§ **Task instructions**
Reproduce the records. Keep every word exact and include no images.

»»

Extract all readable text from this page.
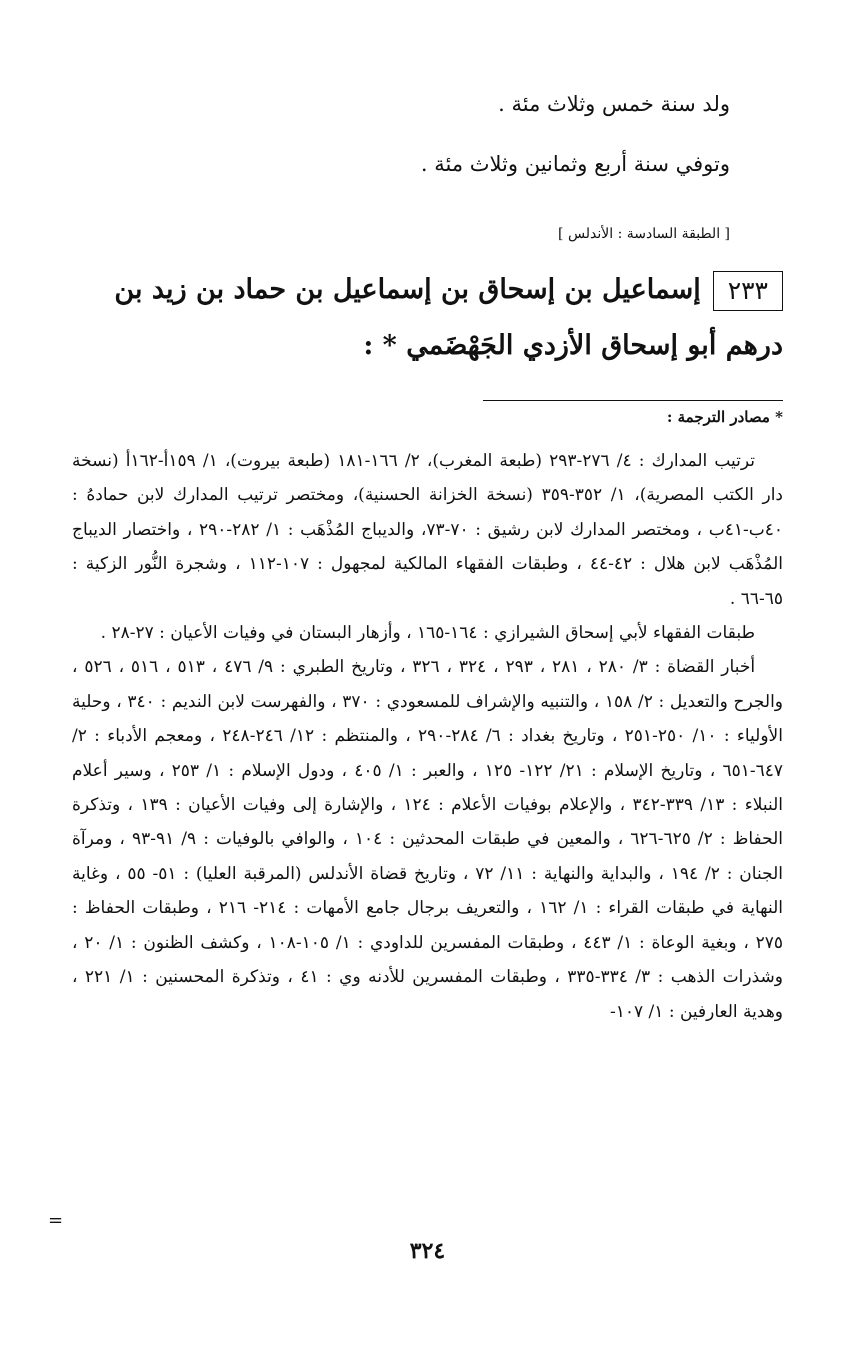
ولد سنة خمس وثلاث مئة .
وتوفي سنة أربع وثمانين وثلاث مئة .
[ الطبقة السادسة : الأندلس ]
٢٣٣إسماعيل بن إسحاق بن إسماعيل بن حماد بن زيد بن درهم أبو إسحاق الأزدي الجَهْضَمي * :
* مصادر الترجمة :

ترتيب المدارك : ٤/ ٢٧٦-٢٩٣ (طبعة المغرب)، ٢/ ١٦٦-١٨١ (طبعة بيروت)، ١/ ١٥٩أ-١٦٢أ (نسخة دار الكتب المصرية)، ١/ ٣٥٢-٣٥٩ (نسخة الخزانة الحسنية)، ومختصر ترتيب المدارك لابن حمادهُ : ٤٠ب-٤١ب ، ومختصر المدارك لابن رشيق : ٧٠-٧٣، والديباج المُذْهَب : ١/ ٢٨٢-٢٩٠ ، واختصار الديباج المُذْهَب لابن هلال : ٤٢-٤٤ ، وطبقات الفقهاء المالكية لمجهول : ١٠٧-١١٢ ، وشجرة النُّور الزكية : ٦٥-٦٦ .

طبقات الفقهاء لأبي إسحاق الشيرازي : ١٦٤-١٦٥ ، وأزهار البستان في وفيات الأعيان : ٢٧-٢٨ .

أخبار القضاة : ٣/ ٢٨٠ ، ٢٨١ ، ٢٩٣ ، ٣٢٤ ، ٣٢٦ ، وتاريخ الطبري : ٩/ ٤٧٦ ، ٥١٣ ، ٥١٦ ، ٥٢٦ ، والجرح والتعديل : ٢/ ١٥٨ ، والتنبيه والإشراف للمسعودي : ٣٧٠ ، والفهرست لابن النديم : ٣٤٠ ، وحلية الأولياء : ١٠/ ٢٥٠-٢٥١ ، وتاريخ بغداد : ٦/ ٢٨٤-٢٩٠ ، والمنتظم : ١٢/ ٢٤٦-٢٤٨ ، ومعجم الأدباء : ٢/ ٦٤٧-٦٥١ ، وتاريخ الإسلام : ٢١/ ١٢٢- ١٢٥ ، والعبر : ١/ ٤٠٥ ، ودول الإسلام : ١/ ٢٥٣ ، وسير أعلام النبلاء : ١٣/ ٣٣٩-٣٤٢ ، والإعلام بوفيات الأعلام : ١٢٤ ، والإشارة إلى وفيات الأعيان : ١٣٩ ، وتذكرة الحفاظ : ٢/ ٦٢٥-٦٢٦ ، والمعين في طبقات المحدثين : ١٠٤ ، والوافي بالوفيات : ٩/ ٩١-٩٣ ، ومرآة الجنان : ٢/ ١٩٤ ، والبداية والنهاية : ١١/ ٧٢ ، وتاريخ قضاة الأندلس (المرقبة العليا) : ٥١- ٥٥ ، وغاية النهاية في طبقات القراء : ١/ ١٦٢ ، والتعريف برجال جامع الأمهات : ٢١٤- ٢١٦ ، وطبقات الحفاظ : ٢٧٥ ، وبغية الوعاة : ١/ ٤٤٣ ، وطبقات المفسرين للداودي : ١/ ١٠٥-١٠٨ ، وكشف الظنون : ١/ ٢٠ ، وشذرات الذهب : ٣/ ٣٣٤-٣٣٥ ، وطبقات المفسرين للأدنه وي : ٤١ ، وتذكرة المحسنين : ١/ ٢٢١ ، وهدية العارفين : ١/ ١٠٧-

=
٣٢٤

««

§ **Reply to the exercise**
Extract all readable text from this page.
ولد سنة خمس وثلاث مئة .
وتوفي سنة أربع وثمانين وثلاث مئة .
[ الطبقة السادسة : الأندلس ]
٢٣٣إسماعيل بن إسحاق بن إسماعيل بن حماد بن زيد بن درهم أبو إسحاق الأزدي الجَهْضَمي * :
* مصادر الترجمة :

ترتيب المدارك : ٤/ ٢٧٦-٢٩٣ (طبعة المغرب)، ٢/ ١٦٦-١٨١ (طبعة بيروت)، ١/ ١٥٩أ-١٦٢أ (نسخة دار الكتب المصرية)، ١/ ٣٥٢-٣٥٩ (نسخة الخزانة الحسنية)، ومختصر ترتيب المدارك لابن حمادهُ : ٤٠ب-٤١ب ، ومختصر المدارك لابن رشيق : ٧٠-٧٣، والديباج المُذْهَب : ١/ ٢٨٢-٢٩٠ ، واختصار الديباج المُذْهَب لابن هلال : ٤٢-٤٤ ، وطبقات الفقهاء المالكية لمجهول : ١٠٧-١١٢ ، وشجرة النُّور الزكية : ٦٥-٦٦ .

طبقات الفقهاء لأبي إسحاق الشيرازي : ١٦٤-١٦٥ ، وأزهار البستان في وفيات الأعيان : ٢٧-٢٨ .

أخبار القضاة : ٣/ ٢٨٠ ، ٢٨١ ، ٢٩٣ ، ٣٢٤ ، ٣٢٦ ، وتاريخ الطبري : ٩/ ٤٧٦ ، ٥١٣ ، ٥١٦ ، ٥٢٦ ، والجرح والتعديل : ٢/ ١٥٨ ، والتنبيه والإشراف للمسعودي : ٣٧٠ ، والفهرست لابن النديم : ٣٤٠ ، وحلية الأولياء : ١٠/ ٢٥٠-٢٥١ ، وتاريخ بغداد : ٦/ ٢٨٤-٢٩٠ ، والمنتظم : ١٢/ ٢٤٦-٢٤٨ ، ومعجم الأدباء : ٢/ ٦٤٧-٦٥١ ، وتاريخ الإسلام : ٢١/ ١٢٢- ١٢٥ ، والعبر : ١/ ٤٠٥ ، ودول الإسلام : ١/ ٢٥٣ ، وسير أعلام النبلاء : ١٣/ ٣٣٩-٣٤٢ ، والإعلام بوفيات الأعلام : ١٢٤ ، والإشارة إلى وفيات الأعيان : ١٣٩ ، وتذكرة الحفاظ : ٢/ ٦٢٥-٦٢٦ ، والمعين في طبقات المحدثين : ١٠٤ ، والوافي بالوفيات : ٩/ ٩١-٩٣ ، ومرآة الجنان : ٢/ ١٩٤ ، والبداية والنهاية : ١١/ ٧٢ ، وتاريخ قضاة الأندلس (المرقبة العليا) : ٥١- ٥٥ ، وغاية النهاية في طبقات القراء : ١/ ١٦٢ ، والتعريف برجال جامع الأمهات : ٢١٤- ٢١٦ ، وطبقات الحفاظ : ٢٧٥ ، وبغية الوعاة : ١/ ٤٤٣ ، وطبقات المفسرين للداودي : ١/ ١٠٥-١٠٨ ، وكشف الظنون : ١/ ٢٠ ، وشذرات الذهب : ٣/ ٣٣٤-٣٣٥ ، وطبقات المفسرين للأدنه وي : ٤١ ، وتذكرة المحسنين : ١/ ٢٢١ ، وهدية العارفين : ١/ ١٠٧-

=
٣٢٤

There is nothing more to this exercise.